## ZIELE
1) Gib aus dem Festivalbericht alles von „Redet man von“ bis hinunter zu „deiner Gang wiederfindet.“ wortgetreu wieder.
2) Wo findet das Highfield Festival laut dem Festivalbericht statt?

## TEXT

------

Highfield Festival 2022
Der kleinste gemeinsame Nenner aller Leipziger Festivalgänger geht in die 23. Runde und luhze war mal wieder dabei.
Redet man von Leipziger Allerlei, denkt man entweder an wässriges Gemüse oder an das jährlich stattfindende Highfield Festival, auf einer Landzunge irgendwo jenseits Vineta am Störmthaler See. Der Vergleich passt, denn es wird so ziemlich jeder Musikgeschmack bedient, der sich in deiner Gang wiederfindet.
Als gestandene Metalheads, die wir sind, haben Massengeschmack-Festivals immer ein „Geschmäckle“, dennoch hat uns das Line-Up – genauer gesagt die zwei Acts am Freitag – angemacht.
Also nahmen wir den „weiten Weg“ auf uns und kamen irgendwann gegen Nachmittag auf einem Feld-Parkplatz an. Vor Ort konnte uns leider niemand genau sagen, wo wir als Presse unsere Festival-Bändchen abholen können. Uns stresste das zu diesem Zeitpunkt, an dem wir noch knappe vier Stunden bis zum ersten für uns sehenswerten Act überbrücken mussten, zum Glück noch gar nicht. Wir konnten ja nicht ahnen, was für eine Festival-Odyssee uns in den kommenden Stunden erwarten sollte.

------

## BEREITGESTELLTES MATERIAL

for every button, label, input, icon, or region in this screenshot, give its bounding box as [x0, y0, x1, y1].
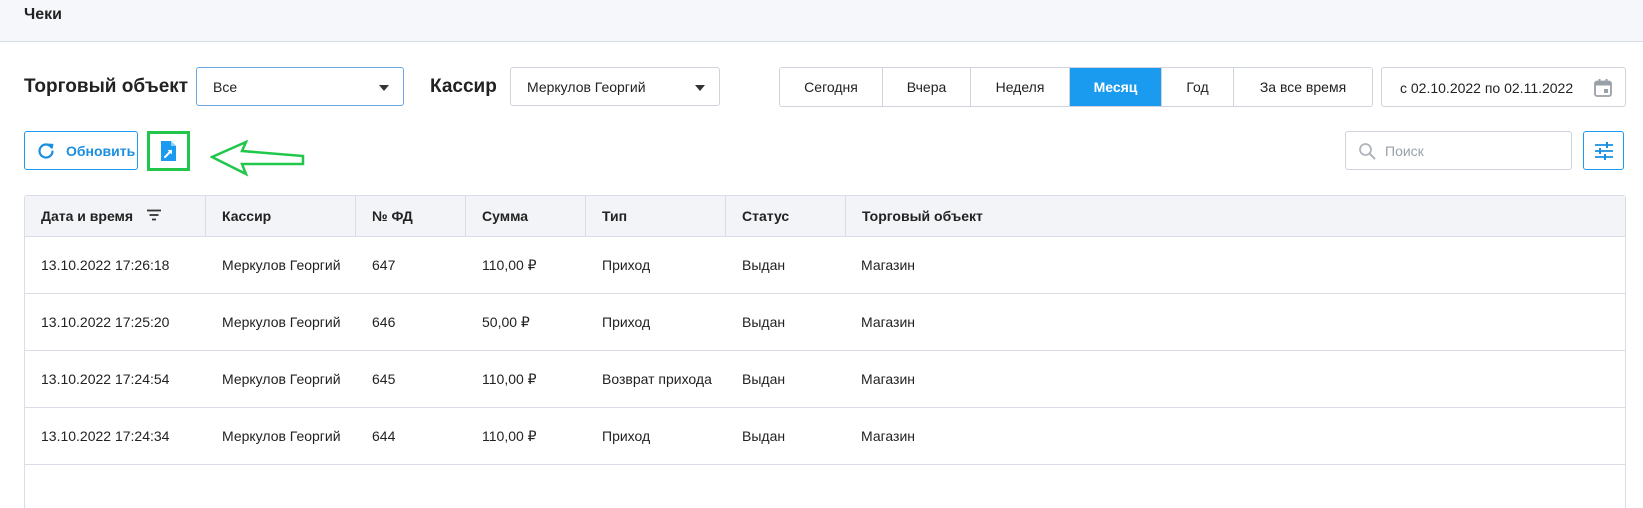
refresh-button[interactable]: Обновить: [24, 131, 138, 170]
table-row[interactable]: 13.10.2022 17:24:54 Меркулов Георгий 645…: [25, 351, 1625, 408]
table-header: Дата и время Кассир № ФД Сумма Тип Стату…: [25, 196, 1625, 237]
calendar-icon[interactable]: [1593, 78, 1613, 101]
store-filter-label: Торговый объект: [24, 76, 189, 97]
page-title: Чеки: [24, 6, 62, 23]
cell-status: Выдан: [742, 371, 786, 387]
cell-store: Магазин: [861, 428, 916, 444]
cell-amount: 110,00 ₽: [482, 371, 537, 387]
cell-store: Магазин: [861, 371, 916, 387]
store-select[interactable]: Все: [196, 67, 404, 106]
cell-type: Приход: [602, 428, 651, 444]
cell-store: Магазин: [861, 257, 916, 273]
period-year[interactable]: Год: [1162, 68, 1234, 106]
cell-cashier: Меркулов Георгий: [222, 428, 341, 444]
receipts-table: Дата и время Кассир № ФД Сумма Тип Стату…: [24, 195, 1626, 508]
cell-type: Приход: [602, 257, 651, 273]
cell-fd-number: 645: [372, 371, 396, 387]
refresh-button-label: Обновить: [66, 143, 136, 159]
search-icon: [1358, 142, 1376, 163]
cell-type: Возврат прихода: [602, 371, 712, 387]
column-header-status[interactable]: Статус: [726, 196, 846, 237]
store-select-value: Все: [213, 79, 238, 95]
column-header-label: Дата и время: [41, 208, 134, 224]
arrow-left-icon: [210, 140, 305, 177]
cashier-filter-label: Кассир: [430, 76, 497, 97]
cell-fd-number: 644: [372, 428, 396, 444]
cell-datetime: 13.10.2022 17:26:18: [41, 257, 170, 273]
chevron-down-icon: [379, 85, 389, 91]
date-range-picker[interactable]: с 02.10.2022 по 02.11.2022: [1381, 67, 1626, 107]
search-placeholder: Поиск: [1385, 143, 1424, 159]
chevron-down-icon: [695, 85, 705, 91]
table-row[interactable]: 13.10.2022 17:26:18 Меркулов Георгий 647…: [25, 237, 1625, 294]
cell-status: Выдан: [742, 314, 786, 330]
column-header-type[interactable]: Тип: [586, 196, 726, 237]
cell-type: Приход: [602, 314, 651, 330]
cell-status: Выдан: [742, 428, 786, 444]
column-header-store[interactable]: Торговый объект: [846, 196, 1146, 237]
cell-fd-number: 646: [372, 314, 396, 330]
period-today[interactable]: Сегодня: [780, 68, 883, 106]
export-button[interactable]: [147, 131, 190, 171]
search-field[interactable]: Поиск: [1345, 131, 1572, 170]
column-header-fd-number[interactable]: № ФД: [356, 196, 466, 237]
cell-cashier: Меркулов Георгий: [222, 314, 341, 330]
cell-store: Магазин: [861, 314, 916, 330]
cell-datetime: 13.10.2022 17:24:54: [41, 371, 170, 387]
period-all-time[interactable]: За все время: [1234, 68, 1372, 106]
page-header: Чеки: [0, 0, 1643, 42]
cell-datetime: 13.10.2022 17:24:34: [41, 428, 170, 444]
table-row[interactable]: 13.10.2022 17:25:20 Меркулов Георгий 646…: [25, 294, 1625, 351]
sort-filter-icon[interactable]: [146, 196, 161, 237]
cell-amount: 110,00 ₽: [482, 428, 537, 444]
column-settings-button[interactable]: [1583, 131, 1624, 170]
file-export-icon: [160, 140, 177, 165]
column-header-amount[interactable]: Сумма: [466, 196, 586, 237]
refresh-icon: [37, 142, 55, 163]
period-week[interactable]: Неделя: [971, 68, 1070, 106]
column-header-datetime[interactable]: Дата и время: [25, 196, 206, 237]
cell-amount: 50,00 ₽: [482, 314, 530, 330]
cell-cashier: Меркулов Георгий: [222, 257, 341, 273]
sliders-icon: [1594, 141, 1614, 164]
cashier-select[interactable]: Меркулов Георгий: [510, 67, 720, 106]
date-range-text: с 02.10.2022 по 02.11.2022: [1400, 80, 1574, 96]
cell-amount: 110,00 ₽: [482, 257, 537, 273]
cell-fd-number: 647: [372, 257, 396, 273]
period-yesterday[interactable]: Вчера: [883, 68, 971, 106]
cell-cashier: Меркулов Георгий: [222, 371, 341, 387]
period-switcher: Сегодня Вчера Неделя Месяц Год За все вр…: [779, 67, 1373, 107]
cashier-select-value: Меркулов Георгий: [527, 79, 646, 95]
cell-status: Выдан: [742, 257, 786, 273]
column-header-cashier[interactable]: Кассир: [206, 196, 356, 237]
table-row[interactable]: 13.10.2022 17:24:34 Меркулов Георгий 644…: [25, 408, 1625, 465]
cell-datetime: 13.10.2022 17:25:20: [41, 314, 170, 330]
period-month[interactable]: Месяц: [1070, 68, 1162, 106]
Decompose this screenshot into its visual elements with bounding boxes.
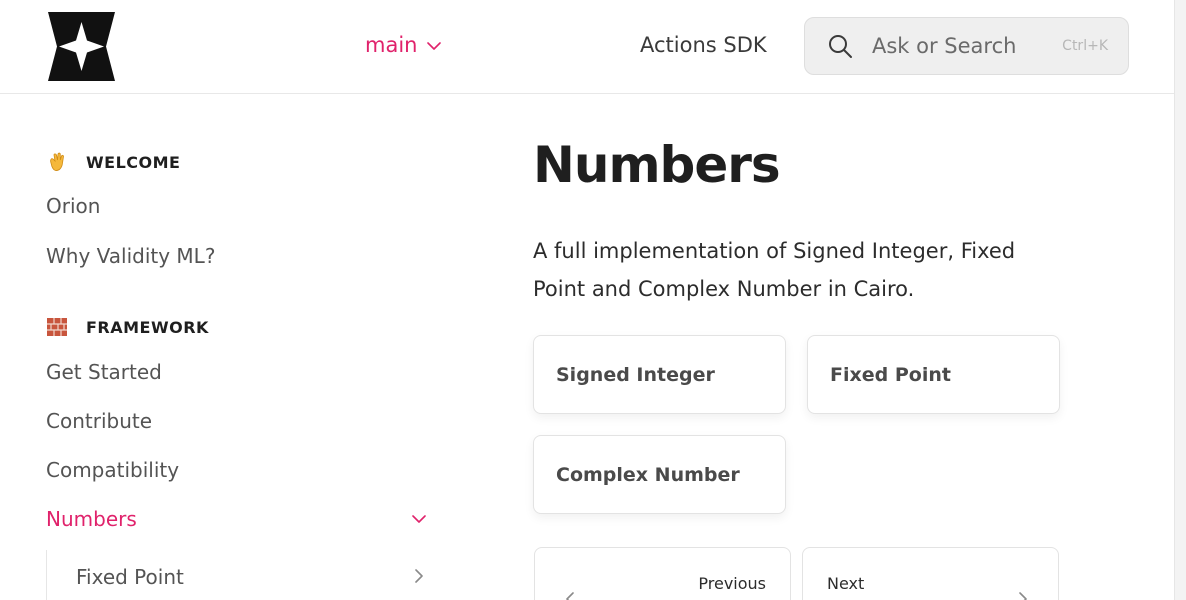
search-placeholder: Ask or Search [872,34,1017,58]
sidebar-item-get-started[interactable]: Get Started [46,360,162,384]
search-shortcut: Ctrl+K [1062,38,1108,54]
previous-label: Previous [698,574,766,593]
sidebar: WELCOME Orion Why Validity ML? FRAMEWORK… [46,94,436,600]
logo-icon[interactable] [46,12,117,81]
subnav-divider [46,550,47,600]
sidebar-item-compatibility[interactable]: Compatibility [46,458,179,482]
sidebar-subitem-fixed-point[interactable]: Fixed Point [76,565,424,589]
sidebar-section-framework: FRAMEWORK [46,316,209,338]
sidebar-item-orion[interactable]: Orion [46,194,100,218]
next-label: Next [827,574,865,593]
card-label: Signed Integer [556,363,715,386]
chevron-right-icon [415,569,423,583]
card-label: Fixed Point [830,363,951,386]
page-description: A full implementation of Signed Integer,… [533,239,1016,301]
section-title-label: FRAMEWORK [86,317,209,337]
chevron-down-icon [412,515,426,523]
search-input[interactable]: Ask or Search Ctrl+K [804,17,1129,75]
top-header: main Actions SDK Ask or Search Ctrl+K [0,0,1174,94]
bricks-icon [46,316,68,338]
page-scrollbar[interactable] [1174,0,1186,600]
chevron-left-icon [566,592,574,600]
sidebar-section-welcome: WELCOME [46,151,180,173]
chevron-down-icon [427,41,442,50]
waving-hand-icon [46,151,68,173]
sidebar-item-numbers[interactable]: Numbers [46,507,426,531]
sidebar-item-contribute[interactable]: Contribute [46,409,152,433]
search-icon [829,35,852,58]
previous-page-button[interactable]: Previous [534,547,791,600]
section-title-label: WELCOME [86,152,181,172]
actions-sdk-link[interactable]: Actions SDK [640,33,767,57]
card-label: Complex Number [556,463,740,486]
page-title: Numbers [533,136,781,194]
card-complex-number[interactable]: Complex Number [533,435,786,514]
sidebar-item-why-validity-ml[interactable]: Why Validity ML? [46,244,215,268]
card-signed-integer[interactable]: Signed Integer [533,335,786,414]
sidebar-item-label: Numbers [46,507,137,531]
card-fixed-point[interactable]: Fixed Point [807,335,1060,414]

------

## DIE ANTWORTEN
1)
Redet man von Leipziger Allerlei, denkt man entweder an wässriges Gemüse oder an das jährlich stattfindende Highfield Festival, auf einer Landzunge irgendwo jenseits Vineta am Störmthaler See. Der Vergleich passt, denn es wird so ziemlich jeder Musikgeschmack bedient, der sich in deiner Gang wiederfindet.

2) Auf einer Landzunge irgendwo jenseits Vineta am Störmthaler See.